# Stored data:
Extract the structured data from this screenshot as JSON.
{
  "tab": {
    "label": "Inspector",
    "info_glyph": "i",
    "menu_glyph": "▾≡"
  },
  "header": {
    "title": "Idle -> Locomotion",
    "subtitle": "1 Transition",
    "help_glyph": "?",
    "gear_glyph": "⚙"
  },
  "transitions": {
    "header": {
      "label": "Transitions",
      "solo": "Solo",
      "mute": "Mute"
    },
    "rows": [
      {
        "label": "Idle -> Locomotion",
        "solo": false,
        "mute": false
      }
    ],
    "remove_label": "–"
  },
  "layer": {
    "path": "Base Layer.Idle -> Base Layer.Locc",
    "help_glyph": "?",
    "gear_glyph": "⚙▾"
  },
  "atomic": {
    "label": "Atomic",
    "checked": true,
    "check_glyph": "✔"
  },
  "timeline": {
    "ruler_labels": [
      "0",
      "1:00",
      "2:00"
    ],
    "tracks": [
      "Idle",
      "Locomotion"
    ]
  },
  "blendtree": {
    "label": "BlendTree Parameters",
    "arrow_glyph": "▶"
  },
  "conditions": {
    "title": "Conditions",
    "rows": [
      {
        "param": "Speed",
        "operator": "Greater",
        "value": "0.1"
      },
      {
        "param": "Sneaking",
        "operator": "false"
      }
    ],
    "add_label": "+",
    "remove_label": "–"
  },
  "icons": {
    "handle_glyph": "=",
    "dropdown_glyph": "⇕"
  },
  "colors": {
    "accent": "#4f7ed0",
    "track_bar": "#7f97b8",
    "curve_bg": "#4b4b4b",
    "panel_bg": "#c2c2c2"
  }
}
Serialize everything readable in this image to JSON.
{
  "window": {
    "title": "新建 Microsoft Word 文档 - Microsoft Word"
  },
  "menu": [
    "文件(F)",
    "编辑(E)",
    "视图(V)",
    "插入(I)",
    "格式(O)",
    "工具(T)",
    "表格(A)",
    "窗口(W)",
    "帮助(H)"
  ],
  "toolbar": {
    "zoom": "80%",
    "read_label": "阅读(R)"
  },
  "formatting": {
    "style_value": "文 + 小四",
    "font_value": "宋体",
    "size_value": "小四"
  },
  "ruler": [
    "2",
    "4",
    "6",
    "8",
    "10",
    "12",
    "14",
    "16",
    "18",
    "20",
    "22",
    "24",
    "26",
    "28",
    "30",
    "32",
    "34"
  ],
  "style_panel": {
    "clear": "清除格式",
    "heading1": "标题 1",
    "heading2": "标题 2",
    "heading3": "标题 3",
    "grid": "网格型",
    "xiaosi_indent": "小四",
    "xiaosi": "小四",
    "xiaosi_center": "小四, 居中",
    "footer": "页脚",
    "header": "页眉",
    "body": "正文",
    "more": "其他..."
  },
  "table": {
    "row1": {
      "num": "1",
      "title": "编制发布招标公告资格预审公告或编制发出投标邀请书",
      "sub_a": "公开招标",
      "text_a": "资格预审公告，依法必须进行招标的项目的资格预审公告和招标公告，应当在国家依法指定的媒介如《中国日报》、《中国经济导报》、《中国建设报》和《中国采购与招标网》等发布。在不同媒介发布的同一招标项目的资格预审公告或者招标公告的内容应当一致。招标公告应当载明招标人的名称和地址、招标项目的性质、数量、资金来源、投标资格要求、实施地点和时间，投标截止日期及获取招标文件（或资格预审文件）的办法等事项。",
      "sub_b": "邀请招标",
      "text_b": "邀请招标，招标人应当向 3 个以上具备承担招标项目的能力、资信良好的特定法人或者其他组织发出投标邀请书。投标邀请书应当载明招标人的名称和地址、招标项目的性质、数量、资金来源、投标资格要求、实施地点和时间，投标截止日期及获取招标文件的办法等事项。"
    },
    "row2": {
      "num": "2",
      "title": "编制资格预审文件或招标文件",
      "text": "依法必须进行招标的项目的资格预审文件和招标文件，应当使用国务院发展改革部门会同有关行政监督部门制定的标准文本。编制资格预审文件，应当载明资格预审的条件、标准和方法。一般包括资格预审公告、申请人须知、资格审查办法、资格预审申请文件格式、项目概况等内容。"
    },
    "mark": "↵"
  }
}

# Instruction:
Reproduce exactly the line containing "Serialize everything readable" and every line after it through the end of the records above, and nothing else.

# Full output:
Serialize everything readable in this image to JSON.
{
  "window": {
    "title": "新建 Microsoft Word 文档 - Microsoft Word"
  },
  "menu": [
    "文件(F)",
    "编辑(E)",
    "视图(V)",
    "插入(I)",
    "格式(O)",
    "工具(T)",
    "表格(A)",
    "窗口(W)",
    "帮助(H)"
  ],
  "toolbar": {
    "zoom": "80%",
    "read_label": "阅读(R)"
  },
  "formatting": {
    "style_value": "文 + 小四",
    "font_value": "宋体",
    "size_value": "小四"
  },
  "ruler": [
    "2",
    "4",
    "6",
    "8",
    "10",
    "12",
    "14",
    "16",
    "18",
    "20",
    "22",
    "24",
    "26",
    "28",
    "30",
    "32",
    "34"
  ],
  "style_panel": {
    "clear": "清除格式",
    "heading1": "标题 1",
    "heading2": "标题 2",
    "heading3": "标题 3",
    "grid": "网格型",
    "xiaosi_indent": "小四",
    "xiaosi": "小四",
    "xiaosi_center": "小四, 居中",
    "footer": "页脚",
    "header": "页眉",
    "body": "正文",
    "more": "其他..."
  },
  "table": {
    "row1": {
      "num": "1",
      "title": "编制发布招标公告资格预审公告或编制发出投标邀请书",
      "sub_a": "公开招标",
      "text_a": "资格预审公告，依法必须进行招标的项目的资格预审公告和招标公告，应当在国家依法指定的媒介如《中国日报》、《中国经济导报》、《中国建设报》和《中国采购与招标网》等发布。在不同媒介发布的同一招标项目的资格预审公告或者招标公告的内容应当一致。招标公告应当载明招标人的名称和地址、招标项目的性质、数量、资金来源、投标资格要求、实施地点和时间，投标截止日期及获取招标文件（或资格预审文件）的办法等事项。",
      "sub_b": "邀请招标",
      "text_b": "邀请招标，招标人应当向 3 个以上具备承担招标项目的能力、资信良好的特定法人或者其他组织发出投标邀请书。投标邀请书应当载明招标人的名称和地址、招标项目的性质、数量、资金来源、投标资格要求、实施地点和时间，投标截止日期及获取招标文件的办法等事项。"
    },
    "row2": {
      "num": "2",
      "title": "编制资格预审文件或招标文件",
      "text": "依法必须进行招标的项目的资格预审文件和招标文件，应当使用国务院发展改革部门会同有关行政监督部门制定的标准文本。编制资格预审文件，应当载明资格预审的条件、标准和方法。一般包括资格预审公告、申请人须知、资格审查办法、资格预审申请文件格式、项目概况等内容。"
    },
    "mark": "↵"
  }
}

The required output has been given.